GIVEN TEXT:

•••

Skip to content

Kentucky Sports Radio

University of Kentucky Basketball, Football, and Recruiting news brought to you in the most ridiculous manner possible.

Nazr Mohammed regrets leaving Kentucky early

Nazr Mohammed has spent some time blogging since ending his basketball career after 17 seasons in the NBA. His latest blog went live today and in it he names his one biggest regret: leaving Kentucky early to enter the draft.

“I’ve come to the conclusion that I wish I had stayed in school for my senior year,” Mohammed wrote.

The former Wildcat, who announced he would leave UK after three seasons in 1998, believes every player should remain in college all four years unless they are a projected lottery pick. Too many careers are cut short due to a lack of opportunities at the next level, so Mohammed believe it’s best to stay in college and be “the man” as long as possible:

If you’re in a college situation where you’re the star that’s carrying your team, that knowledge and experience is invaluable. Learning the nuances of the game and being in an environment where you are depended upon will only make you a better NBA player. The pressure you will endure in these situations will give you more situations to draw upon for strength and guidance when taking your game to the next level. Why would you want to rush into the NBA to have a short career or get cut right away? Why wouldn’t you want to stay in school, earn your degree, and reap the social benefits of giving yourself time to grow up, not to mention possibly being a higher draft pick the following year? Injuries are always a concern and can’t be predicted, but you can’t play ball worried about the uncontrollable.

•••

DATASET SECTION:

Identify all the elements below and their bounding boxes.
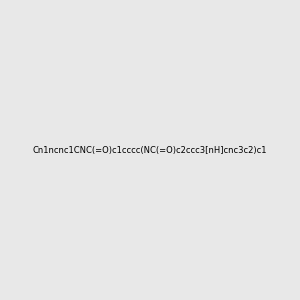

•••

TASK REQUIREMENTS:
Continue the article about Nazr Mohammed's regret over leaving Kentucky early, starting right after its last sentence.

RESPONSE BELOW:
When Mohammed decided to make the jump, he believed he would be taken in the lottery, but fell all the way to No. 29, the last pick in the first round. And though he had a very successful NBA career, he wonders what could have been had he spent another year at the college level, likely improving his draft position and opportunities early in his career.

Definitely give it a read. Hopefully some NBA hopefuls see it and take his advice. I can name a couple Wildcats who should’ve read this before making their decisions over the past couple years.

Nazr Mohammed: My One Regret

Article written by Drew Franklin

I can recite every line from Forrest Gump, blindfolded. Follow me on Twitter: @DrewFranklinKSR

13 Comments for Nazr Mohammed regrets leaving Kentucky early



  1. Stives
    12:09 pm December 22, 2015 Permalink

    It’s unreal the amount of players that have left early since Cal has been here that should have stayed. Daniel Orton, Marquis Teague, Doron Lamb, James Young, Harrison Twins, Dakari Johnson, Archie Goodwin. All of these players careers are already over or won’t even start. It’s a shame really with all the opportunity that was placed in front of them.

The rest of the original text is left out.